## Task objective
Find each line in the following listing that has the string "Entwickler", then state the count and nothing else.

start

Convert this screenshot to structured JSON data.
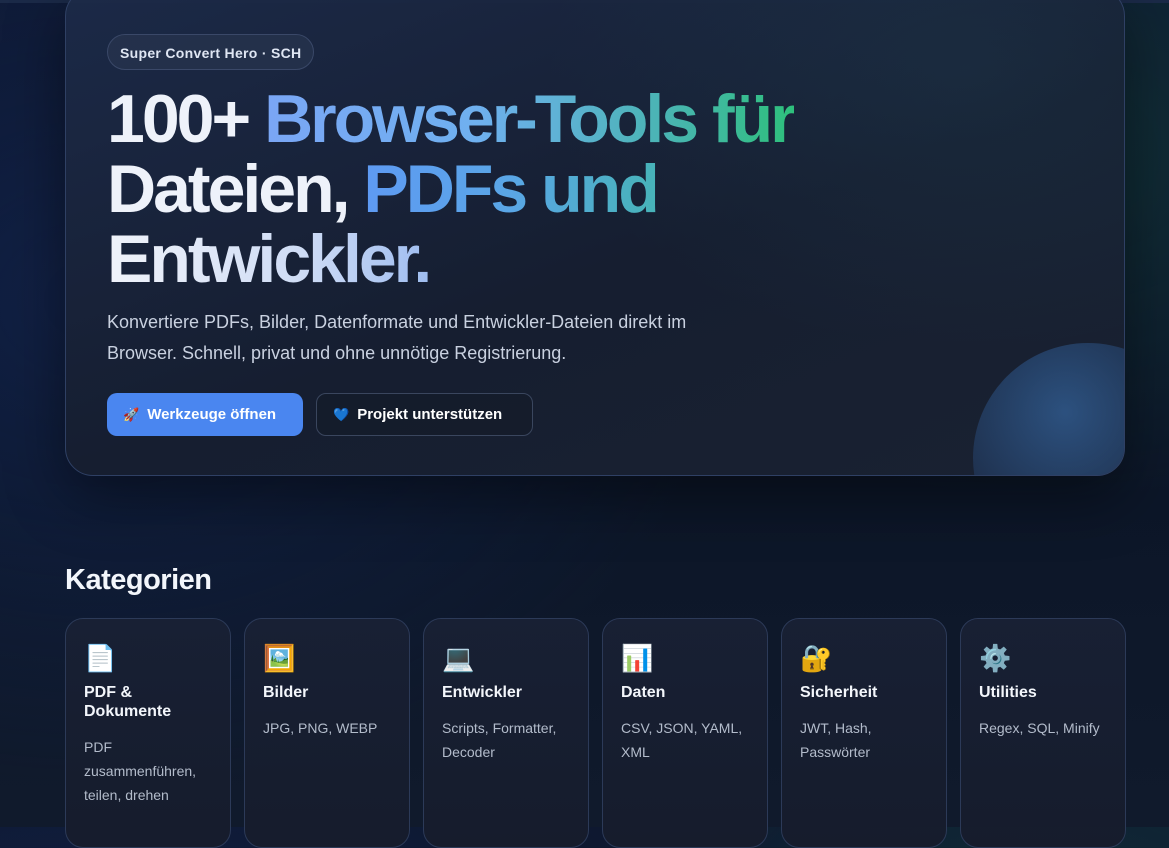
{
  "hero": {
    "badge": "Super Convert Hero · SCH",
    "title_a": "100+ ",
    "title_b": "Browser-Tools für",
    "title_c": "Dateien, ",
    "title_d": "PDFs und",
    "title_e": "Entwickler.",
    "lead": "Konvertiere PDFs, Bilder, Datenformate und Entwickler-Dateien direkt im Browser. Schnell, privat und ohne unnötige Registrierung.",
    "primary_icon": "🚀",
    "primary_label": "Werkzeuge öffnen",
    "secondary_icon": "💙",
    "secondary_label": "Projekt unterstützen"
  },
  "categories": {
    "heading": "Kategorien",
    "items": [
      {
        "icon": "📄",
        "icon_name": "document-icon",
        "name": "PDF & Dokumente",
        "desc": "PDF zusammenführen, teilen, drehen"
      },
      {
        "icon": "🖼️",
        "icon_name": "image-icon",
        "name": "Bilder",
        "desc": "JPG, PNG, WEBP"
      },
      {
        "icon": "💻",
        "icon_name": "laptop-icon",
        "name": "Entwickler",
        "desc": "Scripts, Formatter, Decoder"
      },
      {
        "icon": "📊",
        "icon_name": "chart-icon",
        "name": "Daten",
        "desc": "CSV, JSON, YAML, XML"
      },
      {
        "icon": "🔐",
        "icon_name": "lock-icon",
        "name": "Sicherheit",
        "desc": "JWT, Hash, Passwörter"
      },
      {
        "icon": "⚙️",
        "icon_name": "gear-icon",
        "name": "Utilities",
        "desc": "Regex, SQL, Minify"
      }
    ]
  }
}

end

## Full response
3